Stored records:
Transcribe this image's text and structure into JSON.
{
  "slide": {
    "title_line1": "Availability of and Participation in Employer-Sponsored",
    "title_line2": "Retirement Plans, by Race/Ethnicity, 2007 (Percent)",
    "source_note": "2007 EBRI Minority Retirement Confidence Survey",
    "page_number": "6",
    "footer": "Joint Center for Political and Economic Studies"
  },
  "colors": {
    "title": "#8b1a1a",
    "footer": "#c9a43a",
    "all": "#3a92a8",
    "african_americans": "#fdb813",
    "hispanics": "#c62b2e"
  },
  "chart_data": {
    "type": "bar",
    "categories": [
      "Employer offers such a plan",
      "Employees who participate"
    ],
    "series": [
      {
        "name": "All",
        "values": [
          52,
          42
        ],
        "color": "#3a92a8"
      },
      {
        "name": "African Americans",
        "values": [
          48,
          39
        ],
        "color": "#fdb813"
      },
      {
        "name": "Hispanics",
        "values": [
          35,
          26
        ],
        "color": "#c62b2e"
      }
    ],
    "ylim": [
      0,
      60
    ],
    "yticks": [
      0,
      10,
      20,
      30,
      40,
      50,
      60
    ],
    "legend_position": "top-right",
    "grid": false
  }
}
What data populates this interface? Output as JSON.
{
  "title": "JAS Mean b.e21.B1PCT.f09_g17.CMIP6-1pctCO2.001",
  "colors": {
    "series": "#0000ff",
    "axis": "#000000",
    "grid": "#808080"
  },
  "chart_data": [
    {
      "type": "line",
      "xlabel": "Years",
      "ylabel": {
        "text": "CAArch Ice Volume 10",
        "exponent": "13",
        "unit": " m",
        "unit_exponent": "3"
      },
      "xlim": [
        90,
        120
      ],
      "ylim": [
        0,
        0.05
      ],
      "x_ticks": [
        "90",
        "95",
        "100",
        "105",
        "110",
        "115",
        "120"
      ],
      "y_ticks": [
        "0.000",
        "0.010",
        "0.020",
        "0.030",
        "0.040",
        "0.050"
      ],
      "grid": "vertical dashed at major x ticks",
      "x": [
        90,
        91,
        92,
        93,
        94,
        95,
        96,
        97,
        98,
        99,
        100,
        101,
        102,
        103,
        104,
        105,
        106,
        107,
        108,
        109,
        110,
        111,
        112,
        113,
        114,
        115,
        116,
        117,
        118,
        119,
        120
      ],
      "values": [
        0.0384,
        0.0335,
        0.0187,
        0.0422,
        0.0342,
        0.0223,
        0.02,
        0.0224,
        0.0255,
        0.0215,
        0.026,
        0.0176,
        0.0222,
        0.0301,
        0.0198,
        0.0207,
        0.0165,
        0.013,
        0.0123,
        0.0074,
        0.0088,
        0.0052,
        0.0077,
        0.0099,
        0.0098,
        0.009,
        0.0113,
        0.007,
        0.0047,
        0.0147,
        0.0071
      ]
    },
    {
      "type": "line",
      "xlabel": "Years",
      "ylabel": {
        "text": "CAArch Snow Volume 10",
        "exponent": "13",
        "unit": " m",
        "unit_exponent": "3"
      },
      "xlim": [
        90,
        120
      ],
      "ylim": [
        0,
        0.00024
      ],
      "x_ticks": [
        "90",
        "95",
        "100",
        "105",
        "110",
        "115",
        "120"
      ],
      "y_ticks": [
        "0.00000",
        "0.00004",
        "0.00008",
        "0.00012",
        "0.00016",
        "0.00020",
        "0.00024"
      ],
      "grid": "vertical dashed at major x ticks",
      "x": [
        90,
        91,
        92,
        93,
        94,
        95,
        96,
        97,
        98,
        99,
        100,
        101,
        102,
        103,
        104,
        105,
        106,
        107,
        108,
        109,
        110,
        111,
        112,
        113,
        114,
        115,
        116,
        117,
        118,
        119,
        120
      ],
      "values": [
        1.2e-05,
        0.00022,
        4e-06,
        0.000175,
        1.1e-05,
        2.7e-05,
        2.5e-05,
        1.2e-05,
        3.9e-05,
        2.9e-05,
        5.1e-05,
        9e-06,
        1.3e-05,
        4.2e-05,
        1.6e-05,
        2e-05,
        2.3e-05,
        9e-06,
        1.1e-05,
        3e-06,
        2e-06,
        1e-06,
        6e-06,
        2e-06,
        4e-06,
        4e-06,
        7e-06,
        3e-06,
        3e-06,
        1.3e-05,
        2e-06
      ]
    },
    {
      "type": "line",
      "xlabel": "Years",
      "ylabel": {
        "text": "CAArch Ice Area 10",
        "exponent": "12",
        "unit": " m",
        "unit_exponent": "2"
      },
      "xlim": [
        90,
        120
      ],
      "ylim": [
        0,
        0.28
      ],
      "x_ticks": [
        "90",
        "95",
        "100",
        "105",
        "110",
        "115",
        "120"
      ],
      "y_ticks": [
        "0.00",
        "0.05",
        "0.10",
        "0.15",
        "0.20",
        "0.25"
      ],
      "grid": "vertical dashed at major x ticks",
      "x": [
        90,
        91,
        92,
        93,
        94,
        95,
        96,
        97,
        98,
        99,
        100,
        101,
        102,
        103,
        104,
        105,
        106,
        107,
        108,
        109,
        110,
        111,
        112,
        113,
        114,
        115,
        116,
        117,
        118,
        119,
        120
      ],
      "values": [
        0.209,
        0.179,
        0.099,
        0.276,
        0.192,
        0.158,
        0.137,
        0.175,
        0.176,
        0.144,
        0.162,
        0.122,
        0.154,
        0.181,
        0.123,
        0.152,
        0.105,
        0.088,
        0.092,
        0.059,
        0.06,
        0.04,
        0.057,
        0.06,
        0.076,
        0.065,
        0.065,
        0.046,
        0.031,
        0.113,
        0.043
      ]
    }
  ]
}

Task to carry out:
Copy out the whole listing exactly.

Full response:
Transcribe this image's text and structure into JSON.
{
  "slide": {
    "title_line1": "Availability of and Participation in Employer-Sponsored",
    "title_line2": "Retirement Plans, by Race/Ethnicity, 2007 (Percent)",
    "source_note": "2007 EBRI Minority Retirement Confidence Survey",
    "page_number": "6",
    "footer": "Joint Center for Political and Economic Studies"
  },
  "colors": {
    "title": "#8b1a1a",
    "footer": "#c9a43a",
    "all": "#3a92a8",
    "african_americans": "#fdb813",
    "hispanics": "#c62b2e"
  },
  "chart_data": {
    "type": "bar",
    "categories": [
      "Employer offers such a plan",
      "Employees who participate"
    ],
    "series": [
      {
        "name": "All",
        "values": [
          52,
          42
        ],
        "color": "#3a92a8"
      },
      {
        "name": "African Americans",
        "values": [
          48,
          39
        ],
        "color": "#fdb813"
      },
      {
        "name": "Hispanics",
        "values": [
          35,
          26
        ],
        "color": "#c62b2e"
      }
    ],
    "ylim": [
      0,
      60
    ],
    "yticks": [
      0,
      10,
      20,
      30,
      40,
      50,
      60
    ],
    "legend_position": "top-right",
    "grid": false
  }
}
What data populates this interface? Output as JSON.
{
  "title": "JAS Mean b.e21.B1PCT.f09_g17.CMIP6-1pctCO2.001",
  "colors": {
    "series": "#0000ff",
    "axis": "#000000",
    "grid": "#808080"
  },
  "chart_data": [
    {
      "type": "line",
      "xlabel": "Years",
      "ylabel": {
        "text": "CAArch Ice Volume 10",
        "exponent": "13",
        "unit": " m",
        "unit_exponent": "3"
      },
      "xlim": [
        90,
        120
      ],
      "ylim": [
        0,
        0.05
      ],
      "x_ticks": [
        "90",
        "95",
        "100",
        "105",
        "110",
        "115",
        "120"
      ],
      "y_ticks": [
        "0.000",
        "0.010",
        "0.020",
        "0.030",
        "0.040",
        "0.050"
      ],
      "grid": "vertical dashed at major x ticks",
      "x": [
        90,
        91,
        92,
        93,
        94,
        95,
        96,
        97,
        98,
        99,
        100,
        101,
        102,
        103,
        104,
        105,
        106,
        107,
        108,
        109,
        110,
        111,
        112,
        113,
        114,
        115,
        116,
        117,
        118,
        119,
        120
      ],
      "values": [
        0.0384,
        0.0335,
        0.0187,
        0.0422,
        0.0342,
        0.0223,
        0.02,
        0.0224,
        0.0255,
        0.0215,
        0.026,
        0.0176,
        0.0222,
        0.0301,
        0.0198,
        0.0207,
        0.0165,
        0.013,
        0.0123,
        0.0074,
        0.0088,
        0.0052,
        0.0077,
        0.0099,
        0.0098,
        0.009,
        0.0113,
        0.007,
        0.0047,
        0.0147,
        0.0071
      ]
    },
    {
      "type": "line",
      "xlabel": "Years",
      "ylabel": {
        "text": "CAArch Snow Volume 10",
        "exponent": "13",
        "unit": " m",
        "unit_exponent": "3"
      },
      "xlim": [
        90,
        120
      ],
      "ylim": [
        0,
        0.00024
      ],
      "x_ticks": [
        "90",
        "95",
        "100",
        "105",
        "110",
        "115",
        "120"
      ],
      "y_ticks": [
        "0.00000",
        "0.00004",
        "0.00008",
        "0.00012",
        "0.00016",
        "0.00020",
        "0.00024"
      ],
      "grid": "vertical dashed at major x ticks",
      "x": [
        90,
        91,
        92,
        93,
        94,
        95,
        96,
        97,
        98,
        99,
        100,
        101,
        102,
        103,
        104,
        105,
        106,
        107,
        108,
        109,
        110,
        111,
        112,
        113,
        114,
        115,
        116,
        117,
        118,
        119,
        120
      ],
      "values": [
        1.2e-05,
        0.00022,
        4e-06,
        0.000175,
        1.1e-05,
        2.7e-05,
        2.5e-05,
        1.2e-05,
        3.9e-05,
        2.9e-05,
        5.1e-05,
        9e-06,
        1.3e-05,
        4.2e-05,
        1.6e-05,
        2e-05,
        2.3e-05,
        9e-06,
        1.1e-05,
        3e-06,
        2e-06,
        1e-06,
        6e-06,
        2e-06,
        4e-06,
        4e-06,
        7e-06,
        3e-06,
        3e-06,
        1.3e-05,
        2e-06
      ]
    },
    {
      "type": "line",
      "xlabel": "Years",
      "ylabel": {
        "text": "CAArch Ice Area 10",
        "exponent": "12",
        "unit": " m",
        "unit_exponent": "2"
      },
      "xlim": [
        90,
        120
      ],
      "ylim": [
        0,
        0.28
      ],
      "x_ticks": [
        "90",
        "95",
        "100",
        "105",
        "110",
        "115",
        "120"
      ],
      "y_ticks": [
        "0.00",
        "0.05",
        "0.10",
        "0.15",
        "0.20",
        "0.25"
      ],
      "grid": "vertical dashed at major x ticks",
      "x": [
        90,
        91,
        92,
        93,
        94,
        95,
        96,
        97,
        98,
        99,
        100,
        101,
        102,
        103,
        104,
        105,
        106,
        107,
        108,
        109,
        110,
        111,
        112,
        113,
        114,
        115,
        116,
        117,
        118,
        119,
        120
      ],
      "values": [
        0.209,
        0.179,
        0.099,
        0.276,
        0.192,
        0.158,
        0.137,
        0.175,
        0.176,
        0.144,
        0.162,
        0.122,
        0.154,
        0.181,
        0.123,
        0.152,
        0.105,
        0.088,
        0.092,
        0.059,
        0.06,
        0.04,
        0.057,
        0.06,
        0.076,
        0.065,
        0.065,
        0.046,
        0.031,
        0.113,
        0.043
      ]
    }
  ]
}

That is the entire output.